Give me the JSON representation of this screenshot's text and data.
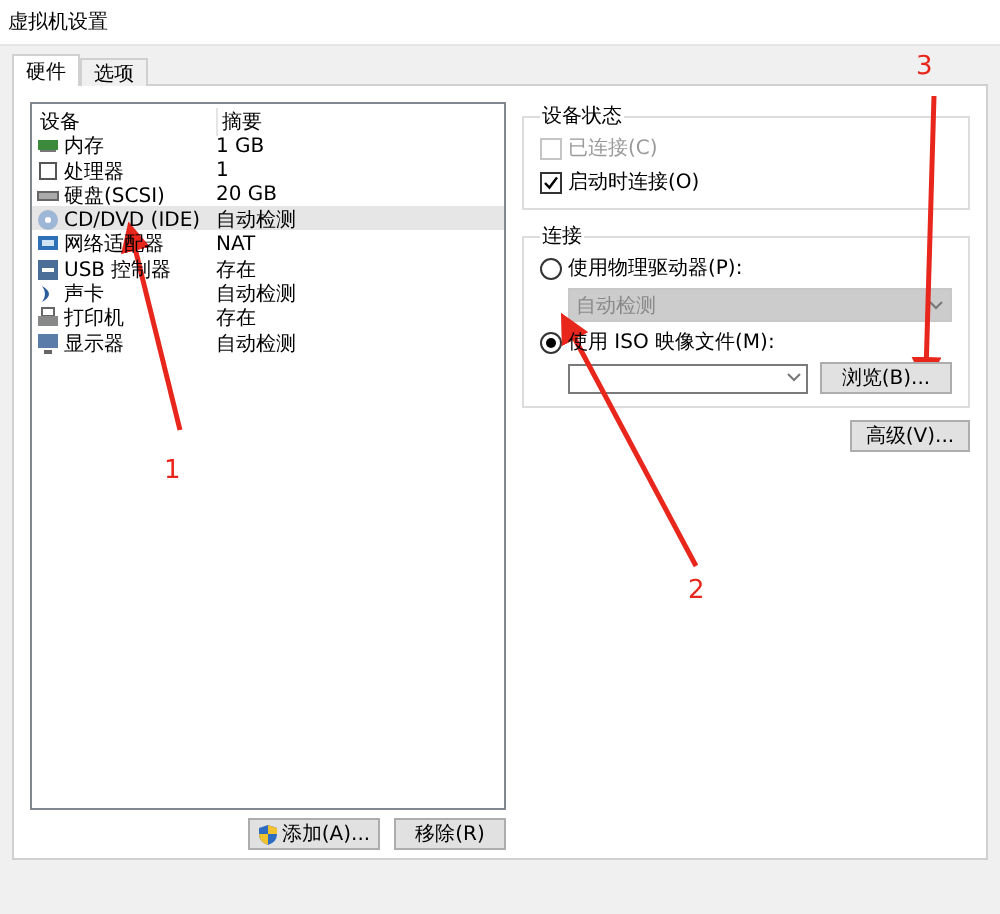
{
  "window": {
    "title": "虚拟机设置"
  },
  "tabs": [
    {
      "label": "硬件",
      "selected": true
    },
    {
      "label": "选项",
      "selected": false
    }
  ],
  "devices": {
    "columns": [
      "设备",
      "摘要"
    ],
    "rows": [
      {
        "kind": "memory",
        "name": "内存",
        "summary": "1 GB",
        "selected": false
      },
      {
        "kind": "cpu",
        "name": "处理器",
        "summary": "1",
        "selected": false
      },
      {
        "kind": "disk",
        "name": "硬盘(SCSI)",
        "summary": "20 GB",
        "selected": false
      },
      {
        "kind": "cd",
        "name": "CD/DVD (IDE)",
        "summary": "自动检测",
        "selected": true
      },
      {
        "kind": "network",
        "name": "网络适配器",
        "summary": "NAT",
        "selected": false
      },
      {
        "kind": "usb",
        "name": "USB 控制器",
        "summary": "存在",
        "selected": false
      },
      {
        "kind": "sound",
        "name": "声卡",
        "summary": "自动检测",
        "selected": false
      },
      {
        "kind": "printer",
        "name": "打印机",
        "summary": "存在",
        "selected": false
      },
      {
        "kind": "display",
        "name": "显示器",
        "summary": "自动检测",
        "selected": false
      }
    ]
  },
  "list_buttons": [
    {
      "label": "添加(A)...",
      "shield": true
    },
    {
      "label": "移除(R)",
      "shield": false
    }
  ],
  "device_status": {
    "title": "设备状态",
    "options": [
      {
        "label": "已连接(C)",
        "checked": false,
        "disabled": true
      },
      {
        "label": "启动时连接(O)",
        "checked": true,
        "disabled": false
      }
    ]
  },
  "connection": {
    "title": "连接",
    "physical": {
      "label": "使用物理驱动器(P):",
      "selected": false,
      "drive": "自动检测"
    },
    "iso": {
      "label": "使用 ISO 映像文件(M):",
      "selected": true,
      "browse": "浏览(B)..."
    }
  },
  "advanced_button": "高级(V)...",
  "annotations": [
    {
      "label": "1"
    },
    {
      "label": "2"
    },
    {
      "label": "3"
    }
  ]
}
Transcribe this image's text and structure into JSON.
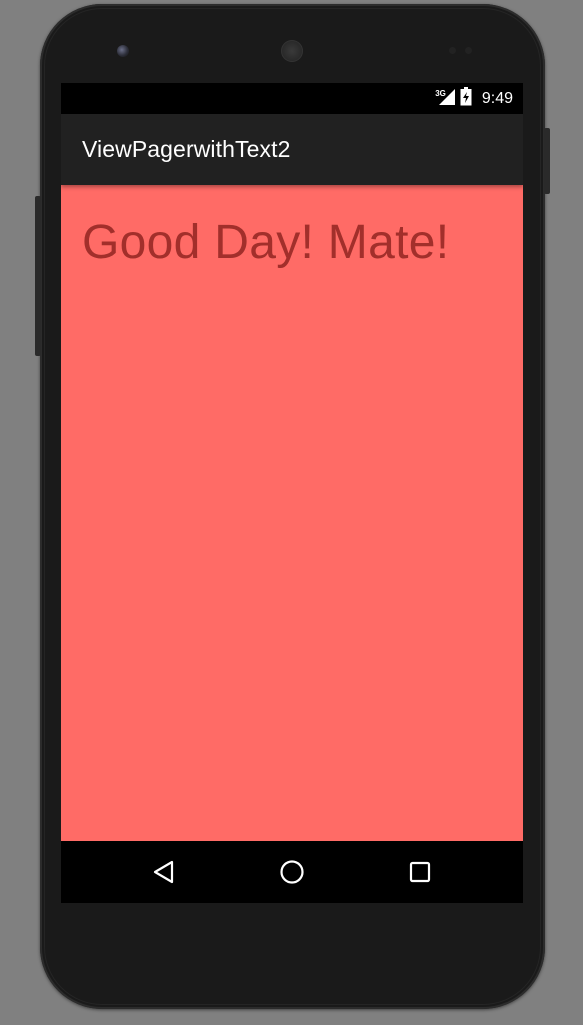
{
  "status_bar": {
    "network_type": "3G",
    "time": "9:49"
  },
  "action_bar": {
    "title": "ViewPagerwithText2"
  },
  "page": {
    "text": "Good Day! Mate!",
    "background_color": "#ff6b66",
    "text_color": "#a22f2b"
  },
  "nav_bar": {
    "back_icon": "back-triangle-icon",
    "home_icon": "home-circle-icon",
    "recents_icon": "recents-square-icon"
  }
}
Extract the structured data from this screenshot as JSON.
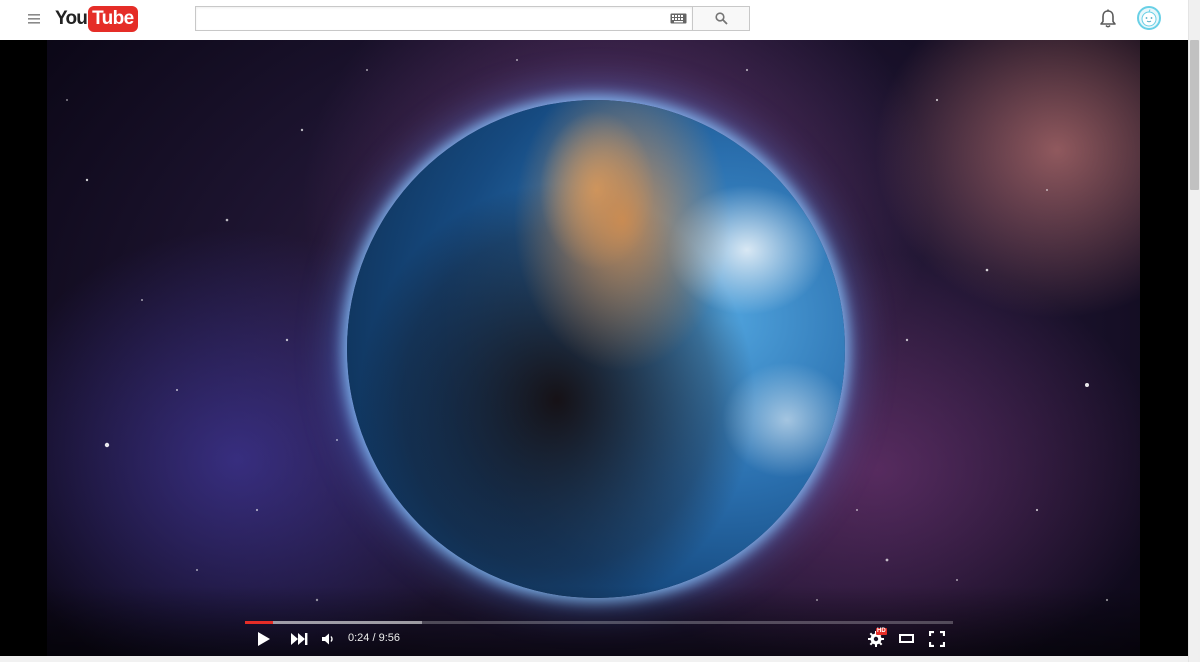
{
  "masthead": {
    "logo_you": "You",
    "logo_tube": "Tube",
    "search": {
      "value": "",
      "placeholder": ""
    },
    "icons": {
      "guide": "hamburger-menu-icon",
      "keyboard": "keyboard-icon",
      "search": "search-icon",
      "notifications": "bell-icon",
      "account": "avatar"
    }
  },
  "player": {
    "current_time": "0:24",
    "separator": " / ",
    "duration": "9:56",
    "played_fraction": 0.04,
    "loaded_fraction": 0.25,
    "hd_badge": "HD",
    "accent_color": "#e52d27"
  }
}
--------------------------------
● **DESCRIPTION OF THE TASK**:
Copy the data character for character, but drop all pictures from the copy.

● **REPLY**:
Give me the JSON representation of this screenshot's text and data.
{
  "window": {
    "title": "虚拟机设置"
  },
  "tabs": [
    {
      "label": "硬件",
      "selected": true
    },
    {
      "label": "选项",
      "selected": false
    }
  ],
  "devices": {
    "columns": [
      "设备",
      "摘要"
    ],
    "rows": [
      {
        "kind": "memory",
        "name": "内存",
        "summary": "1 GB",
        "selected": false
      },
      {
        "kind": "cpu",
        "name": "处理器",
        "summary": "1",
        "selected": false
      },
      {
        "kind": "disk",
        "name": "硬盘(SCSI)",
        "summary": "20 GB",
        "selected": false
      },
      {
        "kind": "cd",
        "name": "CD/DVD (IDE)",
        "summary": "自动检测",
        "selected": true
      },
      {
        "kind": "network",
        "name": "网络适配器",
        "summary": "NAT",
        "selected": false
      },
      {
        "kind": "usb",
        "name": "USB 控制器",
        "summary": "存在",
        "selected": false
      },
      {
        "kind": "sound",
        "name": "声卡",
        "summary": "自动检测",
        "selected": false
      },
      {
        "kind": "printer",
        "name": "打印机",
        "summary": "存在",
        "selected": false
      },
      {
        "kind": "display",
        "name": "显示器",
        "summary": "自动检测",
        "selected": false
      }
    ]
  },
  "list_buttons": [
    {
      "label": "添加(A)...",
      "shield": true
    },
    {
      "label": "移除(R)",
      "shield": false
    }
  ],
  "device_status": {
    "title": "设备状态",
    "options": [
      {
        "label": "已连接(C)",
        "checked": false,
        "disabled": true
      },
      {
        "label": "启动时连接(O)",
        "checked": true,
        "disabled": false
      }
    ]
  },
  "connection": {
    "title": "连接",
    "physical": {
      "label": "使用物理驱动器(P):",
      "selected": false,
      "drive": "自动检测"
    },
    "iso": {
      "label": "使用 ISO 映像文件(M):",
      "selected": true,
      "browse": "浏览(B)..."
    }
  },
  "advanced_button": "高级(V)...",
  "annotations": [
    {
      "label": "1"
    },
    {
      "label": "2"
    },
    {
      "label": "3"
    }
  ]
}
Transcribe this image's text and structure into JSON.
{
  "status_bar": {
    "network_type": "3G",
    "time": "9:49"
  },
  "action_bar": {
    "title": "ViewPagerwithText2"
  },
  "page": {
    "text": "Good Day! Mate!",
    "background_color": "#ff6b66",
    "text_color": "#a22f2b"
  },
  "nav_bar": {
    "back_icon": "back-triangle-icon",
    "home_icon": "home-circle-icon",
    "recents_icon": "recents-square-icon"
  }
}
Extract the structured data from this screenshot as JSON.
{
  "masthead": {
    "logo_you": "You",
    "logo_tube": "Tube",
    "search": {
      "value": "",
      "placeholder": ""
    },
    "icons": {
      "guide": "hamburger-menu-icon",
      "keyboard": "keyboard-icon",
      "search": "search-icon",
      "notifications": "bell-icon",
      "account": "avatar"
    }
  },
  "player": {
    "current_time": "0:24",
    "separator": " / ",
    "duration": "9:56",
    "played_fraction": 0.04,
    "loaded_fraction": 0.25,
    "hd_badge": "HD",
    "accent_color": "#e52d27"
  }
}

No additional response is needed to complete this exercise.